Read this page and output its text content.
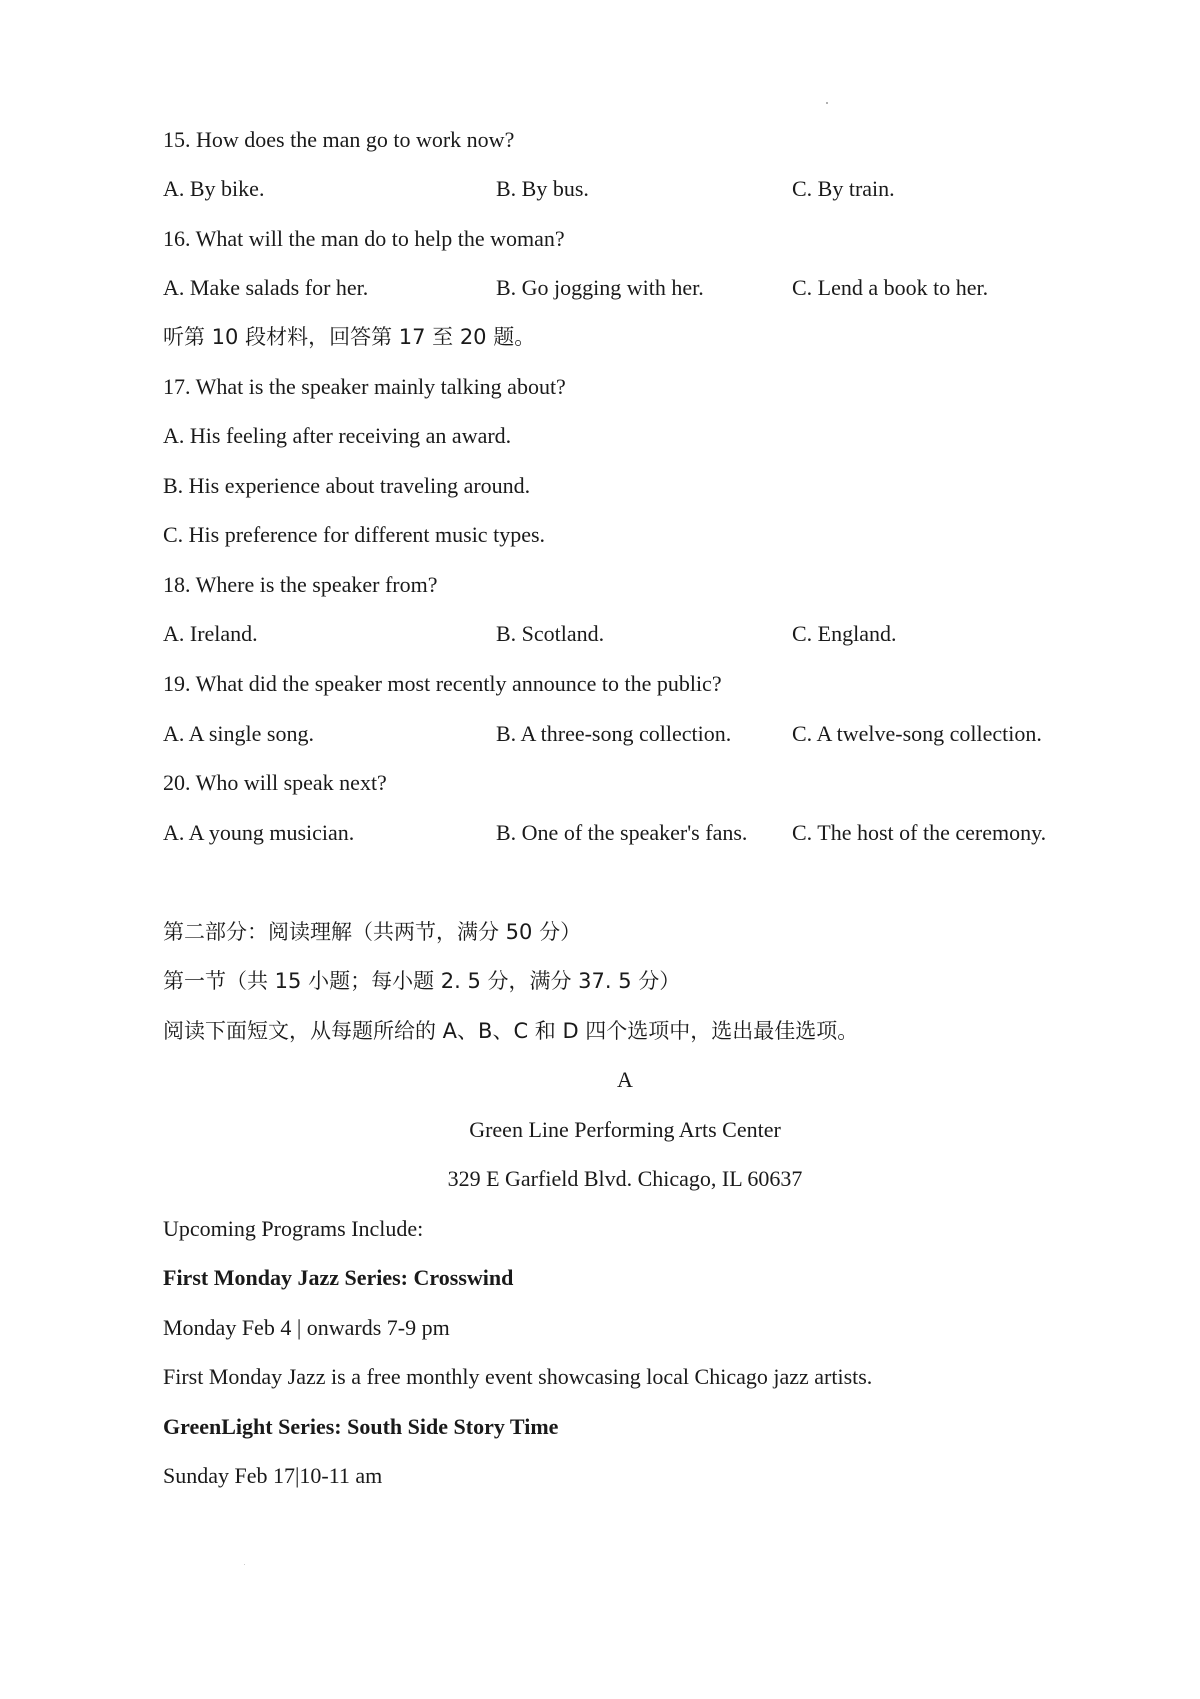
15. How does the man go to work now?
A. By bike.	B. By bus.	C. By train.
16. What will the man do to help the woman?
A. Make salads for her.	B. Go jogging with her.	C. Lend a book to her.
听第 10 段材料，回答第 17 至 20 题。
17. What is the speaker mainly talking about?
A. His feeling after receiving an award.
B. His experience about traveling around.
C. His preference for different music types.
18. Where is the speaker from?
A. Ireland.	B. Scotland.	C. England.
19. What did the speaker most recently announce to the public?
A. A single song.	B. A three-song collection.	C. A twelve-song collection.
20. Who will speak next?
A. A young musician.	B. One of the speaker's fans. C. The host of the ceremony.
第二部分：阅读理解（共两节，满分 50 分）
第一节（共 15 小题；每小题 2. 5 分，满分 37. 5 分）
阅读下面短文，从每题所给的 A、B、C 和 D 四个选项中，选出最佳选项。
A
Green Line Performing Arts Center
329 E Garfield Blvd. Chicago, IL 60637
Upcoming Programs Include:
First Monday Jazz Series: Crosswind
Monday Feb 4 | onwards 7-9 pm
First Monday Jazz is a free monthly event showcasing local Chicago jazz artists.
GreenLight Series: South Side Story Time
Sunday Feb 17|10-11 am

^^^^

● Set task
Transcribe the preceding listing in its entirety and with exact wording, leaving out pictures.

● Result
Read this page and output its text content.
15. How does the man go to work now?
A. By bike.	B. By bus.	C. By train.
16. What will the man do to help the woman?
A. Make salads for her.	B. Go jogging with her.	C. Lend a book to her.
听第 10 段材料，回答第 17 至 20 题。
17. What is the speaker mainly talking about?
A. His feeling after receiving an award.
B. His experience about traveling around.
C. His preference for different music types.
18. Where is the speaker from?
A. Ireland.	B. Scotland.	C. England.
19. What did the speaker most recently announce to the public?
A. A single song.	B. A three-song collection.	C. A twelve-song collection.
20. Who will speak next?
A. A young musician.	B. One of the speaker's fans. C. The host of the ceremony.
第二部分：阅读理解（共两节，满分 50 分）
第一节（共 15 小题；每小题 2. 5 分，满分 37. 5 分）
阅读下面短文，从每题所给的 A、B、C 和 D 四个选项中，选出最佳选项。
A
Green Line Performing Arts Center
329 E Garfield Blvd. Chicago, IL 60637
Upcoming Programs Include:
First Monday Jazz Series: Crosswind
Monday Feb 4 | onwards 7-9 pm
First Monday Jazz is a free monthly event showcasing local Chicago jazz artists.
GreenLight Series: South Side Story Time
Sunday Feb 17|10-11 am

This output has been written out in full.